◆ GIVEN PROBLEM ◆
Reproduce the following lines word for word.

◆ EXTRACTED INFORMATION ◆

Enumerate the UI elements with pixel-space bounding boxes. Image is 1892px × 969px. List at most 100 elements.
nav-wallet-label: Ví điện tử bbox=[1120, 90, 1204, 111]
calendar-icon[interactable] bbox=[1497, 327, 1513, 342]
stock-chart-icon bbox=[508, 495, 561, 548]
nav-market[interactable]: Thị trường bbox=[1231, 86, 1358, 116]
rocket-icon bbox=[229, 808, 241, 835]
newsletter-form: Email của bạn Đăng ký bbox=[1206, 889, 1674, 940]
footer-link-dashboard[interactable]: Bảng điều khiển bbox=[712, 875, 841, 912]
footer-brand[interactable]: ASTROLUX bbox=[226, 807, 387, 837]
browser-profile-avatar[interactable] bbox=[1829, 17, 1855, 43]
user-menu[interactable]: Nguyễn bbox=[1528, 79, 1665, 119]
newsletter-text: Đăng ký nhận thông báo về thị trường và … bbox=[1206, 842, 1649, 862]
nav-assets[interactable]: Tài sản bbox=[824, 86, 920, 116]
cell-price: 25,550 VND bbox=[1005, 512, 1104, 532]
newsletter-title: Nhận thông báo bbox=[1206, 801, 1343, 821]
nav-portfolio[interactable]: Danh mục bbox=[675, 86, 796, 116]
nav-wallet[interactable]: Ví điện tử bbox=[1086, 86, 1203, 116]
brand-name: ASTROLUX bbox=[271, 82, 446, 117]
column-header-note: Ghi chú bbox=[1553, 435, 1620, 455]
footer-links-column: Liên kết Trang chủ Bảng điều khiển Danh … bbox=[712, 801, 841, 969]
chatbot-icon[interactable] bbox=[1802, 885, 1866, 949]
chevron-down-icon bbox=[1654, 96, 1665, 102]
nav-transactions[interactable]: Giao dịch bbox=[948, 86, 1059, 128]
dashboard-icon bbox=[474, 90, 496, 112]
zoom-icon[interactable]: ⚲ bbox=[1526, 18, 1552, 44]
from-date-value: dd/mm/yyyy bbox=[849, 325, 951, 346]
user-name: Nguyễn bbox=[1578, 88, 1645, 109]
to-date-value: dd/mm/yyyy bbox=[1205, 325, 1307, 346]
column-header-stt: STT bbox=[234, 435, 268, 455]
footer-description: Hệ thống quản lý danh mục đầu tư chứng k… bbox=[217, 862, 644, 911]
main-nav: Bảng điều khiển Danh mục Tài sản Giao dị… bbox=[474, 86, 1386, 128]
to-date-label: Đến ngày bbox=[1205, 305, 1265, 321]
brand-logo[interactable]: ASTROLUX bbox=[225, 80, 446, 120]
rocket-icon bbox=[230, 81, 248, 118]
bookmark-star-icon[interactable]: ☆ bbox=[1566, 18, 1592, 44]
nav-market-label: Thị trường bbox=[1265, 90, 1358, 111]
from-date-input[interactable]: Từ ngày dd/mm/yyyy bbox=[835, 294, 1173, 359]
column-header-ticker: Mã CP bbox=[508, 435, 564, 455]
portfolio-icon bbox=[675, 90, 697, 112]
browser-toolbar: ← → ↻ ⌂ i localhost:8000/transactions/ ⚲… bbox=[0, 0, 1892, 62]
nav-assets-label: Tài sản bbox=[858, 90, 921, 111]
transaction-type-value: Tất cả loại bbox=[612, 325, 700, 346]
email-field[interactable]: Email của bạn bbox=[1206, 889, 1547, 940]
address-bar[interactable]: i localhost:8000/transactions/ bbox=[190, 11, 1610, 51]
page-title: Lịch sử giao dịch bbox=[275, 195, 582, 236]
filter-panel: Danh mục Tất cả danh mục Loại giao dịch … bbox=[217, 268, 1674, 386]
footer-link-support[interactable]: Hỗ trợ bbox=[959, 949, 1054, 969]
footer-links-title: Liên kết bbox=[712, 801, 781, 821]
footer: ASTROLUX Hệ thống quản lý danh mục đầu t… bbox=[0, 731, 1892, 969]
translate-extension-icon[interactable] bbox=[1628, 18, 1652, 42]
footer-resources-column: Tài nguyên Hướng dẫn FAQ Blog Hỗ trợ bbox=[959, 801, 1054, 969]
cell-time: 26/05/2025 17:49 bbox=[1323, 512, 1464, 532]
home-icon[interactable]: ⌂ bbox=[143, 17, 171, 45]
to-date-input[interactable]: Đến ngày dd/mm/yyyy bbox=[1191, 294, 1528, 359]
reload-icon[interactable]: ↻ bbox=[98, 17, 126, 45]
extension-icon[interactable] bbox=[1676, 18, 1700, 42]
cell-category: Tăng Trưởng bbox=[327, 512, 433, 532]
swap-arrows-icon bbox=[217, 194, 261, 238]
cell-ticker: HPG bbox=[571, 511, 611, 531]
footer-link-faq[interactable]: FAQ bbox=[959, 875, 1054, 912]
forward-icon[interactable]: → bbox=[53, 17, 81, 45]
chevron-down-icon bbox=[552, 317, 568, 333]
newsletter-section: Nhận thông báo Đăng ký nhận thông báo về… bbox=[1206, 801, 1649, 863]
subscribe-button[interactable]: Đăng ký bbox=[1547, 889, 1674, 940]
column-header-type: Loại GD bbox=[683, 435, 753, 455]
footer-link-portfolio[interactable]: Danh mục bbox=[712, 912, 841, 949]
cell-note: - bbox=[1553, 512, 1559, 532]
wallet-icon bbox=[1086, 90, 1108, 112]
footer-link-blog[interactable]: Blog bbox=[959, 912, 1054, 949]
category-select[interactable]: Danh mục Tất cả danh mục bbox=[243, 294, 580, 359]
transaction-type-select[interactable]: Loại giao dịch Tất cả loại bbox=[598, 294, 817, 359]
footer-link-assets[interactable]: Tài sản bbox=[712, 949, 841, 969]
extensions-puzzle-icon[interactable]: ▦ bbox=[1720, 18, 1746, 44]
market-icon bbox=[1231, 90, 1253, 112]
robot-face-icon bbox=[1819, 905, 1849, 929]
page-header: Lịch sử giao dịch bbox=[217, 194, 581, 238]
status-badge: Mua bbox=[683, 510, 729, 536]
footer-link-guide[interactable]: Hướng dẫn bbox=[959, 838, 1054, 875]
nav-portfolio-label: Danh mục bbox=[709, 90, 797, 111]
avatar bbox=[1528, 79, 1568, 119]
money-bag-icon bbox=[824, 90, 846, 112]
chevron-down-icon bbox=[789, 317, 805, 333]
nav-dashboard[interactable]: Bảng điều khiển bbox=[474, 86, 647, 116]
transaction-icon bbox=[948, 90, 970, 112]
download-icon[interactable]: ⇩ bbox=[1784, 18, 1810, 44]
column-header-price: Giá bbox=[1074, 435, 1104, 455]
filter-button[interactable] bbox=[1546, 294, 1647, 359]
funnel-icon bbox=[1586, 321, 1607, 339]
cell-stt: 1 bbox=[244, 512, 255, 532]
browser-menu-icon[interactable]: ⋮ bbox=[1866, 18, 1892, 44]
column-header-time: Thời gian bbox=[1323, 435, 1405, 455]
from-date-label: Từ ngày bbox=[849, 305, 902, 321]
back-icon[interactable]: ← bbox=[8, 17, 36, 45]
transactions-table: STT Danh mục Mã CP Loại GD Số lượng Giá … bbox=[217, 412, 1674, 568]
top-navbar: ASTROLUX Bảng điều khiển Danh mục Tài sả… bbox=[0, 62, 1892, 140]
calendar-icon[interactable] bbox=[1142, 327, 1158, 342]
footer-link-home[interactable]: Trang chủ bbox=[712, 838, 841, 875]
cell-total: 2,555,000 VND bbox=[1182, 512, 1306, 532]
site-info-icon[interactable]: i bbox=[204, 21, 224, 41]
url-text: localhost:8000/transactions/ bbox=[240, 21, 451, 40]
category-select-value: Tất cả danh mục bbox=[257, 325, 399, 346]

◆ THE RESPONSE ◆
Enumerate the UI elements with pixel-space bounding boxes. Image is 1892px × 969px. List at most 100 elements.
nav-wallet-label: Ví điện tử bbox=[1120, 90, 1204, 111]
calendar-icon[interactable] bbox=[1497, 327, 1513, 342]
stock-chart-icon bbox=[508, 495, 561, 548]
nav-market[interactable]: Thị trường bbox=[1231, 86, 1358, 116]
rocket-icon bbox=[229, 808, 241, 835]
newsletter-form: Email của bạn Đăng ký bbox=[1206, 889, 1674, 940]
footer-link-dashboard[interactable]: Bảng điều khiển bbox=[712, 875, 841, 912]
footer-brand[interactable]: ASTROLUX bbox=[226, 807, 387, 837]
browser-profile-avatar[interactable] bbox=[1829, 17, 1855, 43]
user-menu[interactable]: Nguyễn bbox=[1528, 79, 1665, 119]
newsletter-text: Đăng ký nhận thông báo về thị trường và … bbox=[1206, 842, 1649, 862]
nav-assets[interactable]: Tài sản bbox=[824, 86, 920, 116]
cell-price: 25,550 VND bbox=[1005, 512, 1104, 532]
newsletter-title: Nhận thông báo bbox=[1206, 801, 1343, 821]
nav-portfolio[interactable]: Danh mục bbox=[675, 86, 796, 116]
nav-wallet[interactable]: Ví điện tử bbox=[1086, 86, 1203, 116]
brand-name: ASTROLUX bbox=[271, 82, 446, 117]
column-header-note: Ghi chú bbox=[1553, 435, 1620, 455]
footer-links-column: Liên kết Trang chủ Bảng điều khiển Danh … bbox=[712, 801, 841, 969]
chatbot-icon[interactable] bbox=[1802, 885, 1866, 949]
chevron-down-icon bbox=[1654, 96, 1665, 102]
nav-transactions[interactable]: Giao dịch bbox=[948, 86, 1059, 128]
dashboard-icon bbox=[474, 90, 496, 112]
zoom-icon[interactable]: ⚲ bbox=[1526, 18, 1552, 44]
from-date-value: dd/mm/yyyy bbox=[849, 325, 951, 346]
user-name: Nguyễn bbox=[1578, 88, 1645, 109]
to-date-value: dd/mm/yyyy bbox=[1205, 325, 1307, 346]
column-header-stt: STT bbox=[234, 435, 268, 455]
footer-description: Hệ thống quản lý danh mục đầu tư chứng k… bbox=[217, 862, 644, 911]
main-nav: Bảng điều khiển Danh mục Tài sản Giao dị… bbox=[474, 86, 1386, 128]
to-date-label: Đến ngày bbox=[1205, 305, 1265, 321]
brand-logo[interactable]: ASTROLUX bbox=[225, 80, 446, 120]
rocket-icon bbox=[230, 81, 248, 118]
bookmark-star-icon[interactable]: ☆ bbox=[1566, 18, 1592, 44]
nav-market-label: Thị trường bbox=[1265, 90, 1358, 111]
from-date-input[interactable]: Từ ngày dd/mm/yyyy bbox=[835, 294, 1173, 359]
column-header-ticker: Mã CP bbox=[508, 435, 564, 455]
portfolio-icon bbox=[675, 90, 697, 112]
browser-toolbar: ← → ↻ ⌂ i localhost:8000/transactions/ ⚲… bbox=[0, 0, 1892, 62]
nav-assets-label: Tài sản bbox=[858, 90, 921, 111]
transaction-type-value: Tất cả loại bbox=[612, 325, 700, 346]
email-field[interactable]: Email của bạn bbox=[1206, 889, 1547, 940]
address-bar[interactable]: i localhost:8000/transactions/ bbox=[190, 11, 1610, 51]
page-title: Lịch sử giao dịch bbox=[275, 195, 582, 236]
filter-panel: Danh mục Tất cả danh mục Loại giao dịch … bbox=[217, 268, 1674, 386]
footer-link-support[interactable]: Hỗ trợ bbox=[959, 949, 1054, 969]
footer-links-title: Liên kết bbox=[712, 801, 781, 821]
footer: ASTROLUX Hệ thống quản lý danh mục đầu t… bbox=[0, 731, 1892, 969]
translate-extension-icon[interactable] bbox=[1628, 18, 1652, 42]
footer-resources-column: Tài nguyên Hướng dẫn FAQ Blog Hỗ trợ bbox=[959, 801, 1054, 969]
cell-time: 26/05/2025 17:49 bbox=[1323, 512, 1464, 532]
home-icon[interactable]: ⌂ bbox=[143, 17, 171, 45]
to-date-input[interactable]: Đến ngày dd/mm/yyyy bbox=[1191, 294, 1528, 359]
reload-icon[interactable]: ↻ bbox=[98, 17, 126, 45]
extension-icon[interactable] bbox=[1676, 18, 1700, 42]
cell-category: Tăng Trưởng bbox=[327, 512, 433, 532]
swap-arrows-icon bbox=[217, 194, 261, 238]
cell-ticker: HPG bbox=[571, 511, 611, 531]
footer-link-faq[interactable]: FAQ bbox=[959, 875, 1054, 912]
forward-icon[interactable]: → bbox=[53, 17, 81, 45]
chevron-down-icon bbox=[552, 317, 568, 333]
newsletter-section: Nhận thông báo Đăng ký nhận thông báo về… bbox=[1206, 801, 1649, 863]
subscribe-button[interactable]: Đăng ký bbox=[1547, 889, 1674, 940]
column-header-type: Loại GD bbox=[683, 435, 753, 455]
footer-link-portfolio[interactable]: Danh mục bbox=[712, 912, 841, 949]
cell-note: - bbox=[1553, 512, 1559, 532]
wallet-icon bbox=[1086, 90, 1108, 112]
footer-link-blog[interactable]: Blog bbox=[959, 912, 1054, 949]
category-select[interactable]: Danh mục Tất cả danh mục bbox=[243, 294, 580, 359]
transaction-type-select[interactable]: Loại giao dịch Tất cả loại bbox=[598, 294, 817, 359]
footer-link-assets[interactable]: Tài sản bbox=[712, 949, 841, 969]
extensions-puzzle-icon[interactable]: ▦ bbox=[1720, 18, 1746, 44]
market-icon bbox=[1231, 90, 1253, 112]
robot-face-icon bbox=[1819, 905, 1849, 929]
page-header: Lịch sử giao dịch bbox=[217, 194, 581, 238]
status-badge: Mua bbox=[683, 510, 729, 536]
footer-link-guide[interactable]: Hướng dẫn bbox=[959, 838, 1054, 875]
nav-portfolio-label: Danh mục bbox=[709, 90, 797, 111]
avatar bbox=[1528, 79, 1568, 119]
money-bag-icon bbox=[824, 90, 846, 112]
chevron-down-icon bbox=[789, 317, 805, 333]
nav-dashboard[interactable]: Bảng điều khiển bbox=[474, 86, 647, 116]
transaction-icon bbox=[948, 90, 970, 112]
download-icon[interactable]: ⇩ bbox=[1784, 18, 1810, 44]
column-header-price: Giá bbox=[1074, 435, 1104, 455]
filter-button[interactable] bbox=[1546, 294, 1647, 359]
funnel-icon bbox=[1586, 321, 1607, 339]
cell-stt: 1 bbox=[244, 512, 255, 532]
browser-menu-icon[interactable]: ⋮ bbox=[1866, 18, 1892, 44]
column-header-time: Thời gian bbox=[1323, 435, 1405, 455]
from-date-label: Từ ngày bbox=[849, 305, 902, 321]
back-icon[interactable]: ← bbox=[8, 17, 36, 45]
transactions-table: STT Danh mục Mã CP Loại GD Số lượng Giá … bbox=[217, 412, 1674, 568]
top-navbar: ASTROLUX Bảng điều khiển Danh mục Tài sả… bbox=[0, 62, 1892, 140]
calendar-icon[interactable] bbox=[1142, 327, 1158, 342]
footer-link-home[interactable]: Trang chủ bbox=[712, 838, 841, 875]
cell-total: 2,555,000 VND bbox=[1182, 512, 1306, 532]
site-info-icon[interactable]: i bbox=[204, 21, 224, 41]
url-text: localhost:8000/transactions/ bbox=[240, 21, 451, 40]
category-select-value: Tất cả danh mục bbox=[257, 325, 399, 346]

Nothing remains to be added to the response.